[Dataset entries]

>> START

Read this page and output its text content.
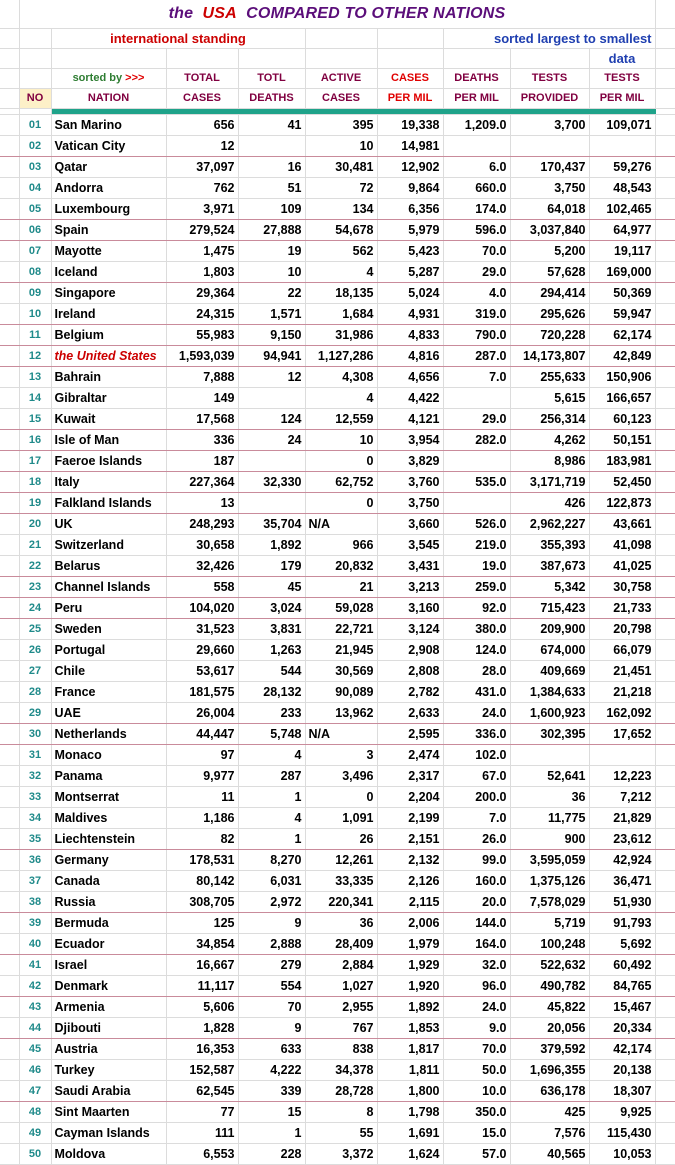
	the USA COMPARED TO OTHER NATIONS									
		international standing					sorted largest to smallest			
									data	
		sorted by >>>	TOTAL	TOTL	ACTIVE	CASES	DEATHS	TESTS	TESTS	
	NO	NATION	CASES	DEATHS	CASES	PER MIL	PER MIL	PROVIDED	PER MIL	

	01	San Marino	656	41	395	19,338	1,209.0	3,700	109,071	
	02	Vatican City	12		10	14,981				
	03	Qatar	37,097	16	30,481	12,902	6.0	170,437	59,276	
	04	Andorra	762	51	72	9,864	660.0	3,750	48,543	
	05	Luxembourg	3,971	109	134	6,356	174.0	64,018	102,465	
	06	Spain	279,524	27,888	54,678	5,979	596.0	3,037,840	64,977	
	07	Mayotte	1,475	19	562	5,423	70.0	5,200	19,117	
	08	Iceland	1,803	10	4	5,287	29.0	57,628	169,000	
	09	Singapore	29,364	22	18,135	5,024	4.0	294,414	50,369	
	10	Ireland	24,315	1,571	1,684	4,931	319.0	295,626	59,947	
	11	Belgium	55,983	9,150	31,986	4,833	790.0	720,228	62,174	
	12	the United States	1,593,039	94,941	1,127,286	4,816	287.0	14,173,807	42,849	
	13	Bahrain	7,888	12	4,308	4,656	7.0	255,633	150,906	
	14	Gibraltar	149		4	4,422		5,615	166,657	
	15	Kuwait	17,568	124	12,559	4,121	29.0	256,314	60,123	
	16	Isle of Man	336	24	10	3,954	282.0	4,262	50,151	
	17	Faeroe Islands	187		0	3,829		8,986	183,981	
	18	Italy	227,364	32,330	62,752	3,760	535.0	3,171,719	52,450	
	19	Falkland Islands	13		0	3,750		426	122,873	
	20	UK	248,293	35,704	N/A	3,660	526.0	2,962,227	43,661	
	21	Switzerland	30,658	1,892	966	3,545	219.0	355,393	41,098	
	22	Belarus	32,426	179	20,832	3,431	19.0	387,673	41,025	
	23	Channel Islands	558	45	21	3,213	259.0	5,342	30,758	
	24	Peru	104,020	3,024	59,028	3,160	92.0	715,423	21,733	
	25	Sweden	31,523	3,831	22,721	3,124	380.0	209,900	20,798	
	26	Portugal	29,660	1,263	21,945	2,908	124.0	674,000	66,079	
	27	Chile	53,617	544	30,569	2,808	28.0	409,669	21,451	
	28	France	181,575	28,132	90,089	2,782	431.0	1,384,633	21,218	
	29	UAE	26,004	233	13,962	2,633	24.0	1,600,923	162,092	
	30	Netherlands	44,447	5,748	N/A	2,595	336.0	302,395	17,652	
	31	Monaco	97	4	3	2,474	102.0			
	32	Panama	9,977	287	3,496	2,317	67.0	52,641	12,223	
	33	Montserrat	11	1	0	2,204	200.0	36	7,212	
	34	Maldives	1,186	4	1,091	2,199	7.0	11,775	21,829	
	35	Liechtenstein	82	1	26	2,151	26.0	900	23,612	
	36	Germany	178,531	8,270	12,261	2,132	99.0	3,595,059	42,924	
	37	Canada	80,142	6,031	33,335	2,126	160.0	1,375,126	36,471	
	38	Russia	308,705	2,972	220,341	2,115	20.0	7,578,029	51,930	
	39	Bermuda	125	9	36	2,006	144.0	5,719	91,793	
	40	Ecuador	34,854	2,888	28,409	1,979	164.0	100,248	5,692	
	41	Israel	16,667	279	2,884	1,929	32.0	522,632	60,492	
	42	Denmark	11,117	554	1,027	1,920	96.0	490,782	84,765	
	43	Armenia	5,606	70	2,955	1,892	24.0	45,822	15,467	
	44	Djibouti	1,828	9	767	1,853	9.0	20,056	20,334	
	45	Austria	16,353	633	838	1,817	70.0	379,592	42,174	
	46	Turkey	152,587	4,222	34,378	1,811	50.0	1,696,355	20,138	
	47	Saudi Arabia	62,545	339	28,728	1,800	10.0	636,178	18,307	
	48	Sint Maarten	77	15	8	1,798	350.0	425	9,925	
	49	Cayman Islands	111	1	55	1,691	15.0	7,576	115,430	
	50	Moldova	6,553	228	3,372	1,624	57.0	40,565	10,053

>> END

_WHAT IS NEEDED_: Find all the lines containing "DEATHS" in the material, then copy them.

_FULL RESPONSE_:
		sorted by >>>	TOTAL	TOTL	ACTIVE	CASES	DEATHS	TESTS	TESTS	
	NO	NATION	CASES	DEATHS	CASES	PER MIL	PER MIL	PROVIDED	PER MIL	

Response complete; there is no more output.